Stated task: Sort through the data and copy the lines holding the word "odio".

Entries supplied:
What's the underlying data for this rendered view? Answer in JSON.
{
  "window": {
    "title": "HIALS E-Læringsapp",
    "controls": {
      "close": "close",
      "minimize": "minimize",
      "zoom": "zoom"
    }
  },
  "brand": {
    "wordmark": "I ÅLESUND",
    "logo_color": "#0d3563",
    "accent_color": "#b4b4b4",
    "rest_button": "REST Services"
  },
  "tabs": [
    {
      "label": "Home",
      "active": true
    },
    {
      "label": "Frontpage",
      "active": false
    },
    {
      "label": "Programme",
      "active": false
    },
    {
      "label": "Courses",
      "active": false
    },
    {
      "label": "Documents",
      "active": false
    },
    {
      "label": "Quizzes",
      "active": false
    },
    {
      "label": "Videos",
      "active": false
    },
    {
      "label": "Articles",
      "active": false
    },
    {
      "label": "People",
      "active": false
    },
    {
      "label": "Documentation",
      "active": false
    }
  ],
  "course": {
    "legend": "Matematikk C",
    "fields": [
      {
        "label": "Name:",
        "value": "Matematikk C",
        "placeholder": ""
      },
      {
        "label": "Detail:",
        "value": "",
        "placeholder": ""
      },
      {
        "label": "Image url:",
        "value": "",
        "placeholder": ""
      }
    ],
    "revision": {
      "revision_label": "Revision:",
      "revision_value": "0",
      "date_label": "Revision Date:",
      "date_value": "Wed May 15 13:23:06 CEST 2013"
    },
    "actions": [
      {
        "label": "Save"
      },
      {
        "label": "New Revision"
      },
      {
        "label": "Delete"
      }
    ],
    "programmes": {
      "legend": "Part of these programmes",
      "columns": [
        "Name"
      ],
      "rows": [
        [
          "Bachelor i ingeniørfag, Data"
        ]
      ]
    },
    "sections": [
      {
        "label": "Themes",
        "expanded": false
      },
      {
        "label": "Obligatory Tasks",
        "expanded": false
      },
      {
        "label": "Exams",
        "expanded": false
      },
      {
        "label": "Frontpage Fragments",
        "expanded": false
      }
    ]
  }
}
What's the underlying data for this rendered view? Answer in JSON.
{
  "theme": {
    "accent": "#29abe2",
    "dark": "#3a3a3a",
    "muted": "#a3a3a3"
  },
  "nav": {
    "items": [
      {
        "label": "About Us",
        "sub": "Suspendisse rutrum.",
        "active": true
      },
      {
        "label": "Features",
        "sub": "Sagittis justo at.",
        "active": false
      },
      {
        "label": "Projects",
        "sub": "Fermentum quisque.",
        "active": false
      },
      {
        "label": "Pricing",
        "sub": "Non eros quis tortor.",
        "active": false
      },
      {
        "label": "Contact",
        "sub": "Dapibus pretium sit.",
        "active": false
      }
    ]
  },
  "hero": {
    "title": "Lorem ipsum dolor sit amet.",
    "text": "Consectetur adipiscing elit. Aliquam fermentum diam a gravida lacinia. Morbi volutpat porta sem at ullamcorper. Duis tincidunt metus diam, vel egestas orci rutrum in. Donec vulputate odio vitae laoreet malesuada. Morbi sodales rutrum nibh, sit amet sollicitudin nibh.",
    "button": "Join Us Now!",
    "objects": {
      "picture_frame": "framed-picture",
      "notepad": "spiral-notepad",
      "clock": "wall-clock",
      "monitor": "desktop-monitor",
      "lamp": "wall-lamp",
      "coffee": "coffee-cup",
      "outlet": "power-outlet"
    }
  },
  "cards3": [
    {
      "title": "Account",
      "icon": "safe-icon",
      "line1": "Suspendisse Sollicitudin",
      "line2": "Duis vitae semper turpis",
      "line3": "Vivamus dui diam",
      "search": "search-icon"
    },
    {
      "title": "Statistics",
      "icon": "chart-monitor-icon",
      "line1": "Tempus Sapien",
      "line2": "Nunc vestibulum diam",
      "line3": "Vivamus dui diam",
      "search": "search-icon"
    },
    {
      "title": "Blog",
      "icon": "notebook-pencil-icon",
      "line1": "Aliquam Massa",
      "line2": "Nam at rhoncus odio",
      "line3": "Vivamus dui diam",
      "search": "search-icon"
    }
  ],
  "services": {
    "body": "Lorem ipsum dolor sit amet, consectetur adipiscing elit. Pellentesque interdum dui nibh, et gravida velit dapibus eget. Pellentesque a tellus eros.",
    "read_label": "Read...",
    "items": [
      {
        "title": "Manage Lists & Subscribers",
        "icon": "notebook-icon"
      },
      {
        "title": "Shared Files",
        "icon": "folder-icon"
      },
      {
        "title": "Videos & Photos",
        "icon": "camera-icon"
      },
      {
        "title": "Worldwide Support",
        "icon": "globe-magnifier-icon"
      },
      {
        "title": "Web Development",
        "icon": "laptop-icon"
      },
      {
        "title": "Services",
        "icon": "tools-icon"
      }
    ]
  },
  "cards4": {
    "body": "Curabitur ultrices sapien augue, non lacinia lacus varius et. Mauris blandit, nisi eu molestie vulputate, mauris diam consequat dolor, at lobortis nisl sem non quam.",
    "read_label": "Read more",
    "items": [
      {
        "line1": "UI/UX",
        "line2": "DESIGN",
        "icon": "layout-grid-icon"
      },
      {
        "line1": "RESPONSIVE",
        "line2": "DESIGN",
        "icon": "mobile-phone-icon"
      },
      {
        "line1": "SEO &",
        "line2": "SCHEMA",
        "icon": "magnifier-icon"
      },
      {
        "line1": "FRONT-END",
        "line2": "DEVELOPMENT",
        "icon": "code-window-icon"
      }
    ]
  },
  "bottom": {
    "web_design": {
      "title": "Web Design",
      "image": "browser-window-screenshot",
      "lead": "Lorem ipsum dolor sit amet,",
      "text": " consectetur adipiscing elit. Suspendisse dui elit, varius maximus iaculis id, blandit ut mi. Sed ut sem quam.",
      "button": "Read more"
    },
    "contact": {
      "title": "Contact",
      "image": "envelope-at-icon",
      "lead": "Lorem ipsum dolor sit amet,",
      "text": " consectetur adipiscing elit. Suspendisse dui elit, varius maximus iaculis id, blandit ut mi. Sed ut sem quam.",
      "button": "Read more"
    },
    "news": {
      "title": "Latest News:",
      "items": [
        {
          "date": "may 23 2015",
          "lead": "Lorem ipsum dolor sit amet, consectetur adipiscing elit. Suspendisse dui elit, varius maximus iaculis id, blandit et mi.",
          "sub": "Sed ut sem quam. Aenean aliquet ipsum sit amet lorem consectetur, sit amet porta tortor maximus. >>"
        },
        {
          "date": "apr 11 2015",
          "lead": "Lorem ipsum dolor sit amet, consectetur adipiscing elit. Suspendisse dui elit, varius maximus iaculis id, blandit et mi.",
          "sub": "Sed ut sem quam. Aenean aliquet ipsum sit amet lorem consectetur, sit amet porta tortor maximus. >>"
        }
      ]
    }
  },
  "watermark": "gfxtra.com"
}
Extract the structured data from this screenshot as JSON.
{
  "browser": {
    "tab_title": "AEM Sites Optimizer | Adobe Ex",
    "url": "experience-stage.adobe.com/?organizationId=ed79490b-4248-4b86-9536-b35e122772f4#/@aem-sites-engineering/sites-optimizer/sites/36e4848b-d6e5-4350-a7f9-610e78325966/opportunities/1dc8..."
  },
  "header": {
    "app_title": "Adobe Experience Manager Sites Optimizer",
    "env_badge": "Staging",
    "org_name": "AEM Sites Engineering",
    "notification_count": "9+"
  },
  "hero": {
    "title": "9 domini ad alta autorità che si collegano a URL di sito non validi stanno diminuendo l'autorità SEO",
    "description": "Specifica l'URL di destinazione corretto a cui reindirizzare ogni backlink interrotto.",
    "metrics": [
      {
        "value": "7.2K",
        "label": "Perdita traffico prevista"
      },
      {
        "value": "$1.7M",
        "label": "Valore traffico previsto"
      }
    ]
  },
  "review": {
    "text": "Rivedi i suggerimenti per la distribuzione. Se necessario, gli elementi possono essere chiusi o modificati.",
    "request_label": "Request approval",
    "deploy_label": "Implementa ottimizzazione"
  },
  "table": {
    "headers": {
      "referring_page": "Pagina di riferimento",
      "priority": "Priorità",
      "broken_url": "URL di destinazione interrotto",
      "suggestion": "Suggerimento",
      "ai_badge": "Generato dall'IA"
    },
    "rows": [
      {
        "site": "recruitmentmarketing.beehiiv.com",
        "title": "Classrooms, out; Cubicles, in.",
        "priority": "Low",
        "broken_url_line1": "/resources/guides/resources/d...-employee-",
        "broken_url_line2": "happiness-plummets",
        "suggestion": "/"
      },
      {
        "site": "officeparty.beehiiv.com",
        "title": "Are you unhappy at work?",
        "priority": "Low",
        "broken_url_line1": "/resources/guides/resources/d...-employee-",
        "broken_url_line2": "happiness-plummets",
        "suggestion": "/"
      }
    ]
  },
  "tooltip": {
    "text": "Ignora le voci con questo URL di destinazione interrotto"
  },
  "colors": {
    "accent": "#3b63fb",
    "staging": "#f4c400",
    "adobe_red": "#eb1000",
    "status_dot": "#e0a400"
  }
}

Final answer:
    "text": "Consectetur adipiscing elit. Aliquam fermentum diam a gravida lacinia. Morbi volutpat porta sem at ullamcorper. Duis tincidunt metus diam, vel egestas orci rutrum in. Donec vulputate odio vitae laoreet malesuada. Morbi sodales rutrum nibh, sit amet sollicitudin nibh.",
      "line2": "Nam at rhoncus odio",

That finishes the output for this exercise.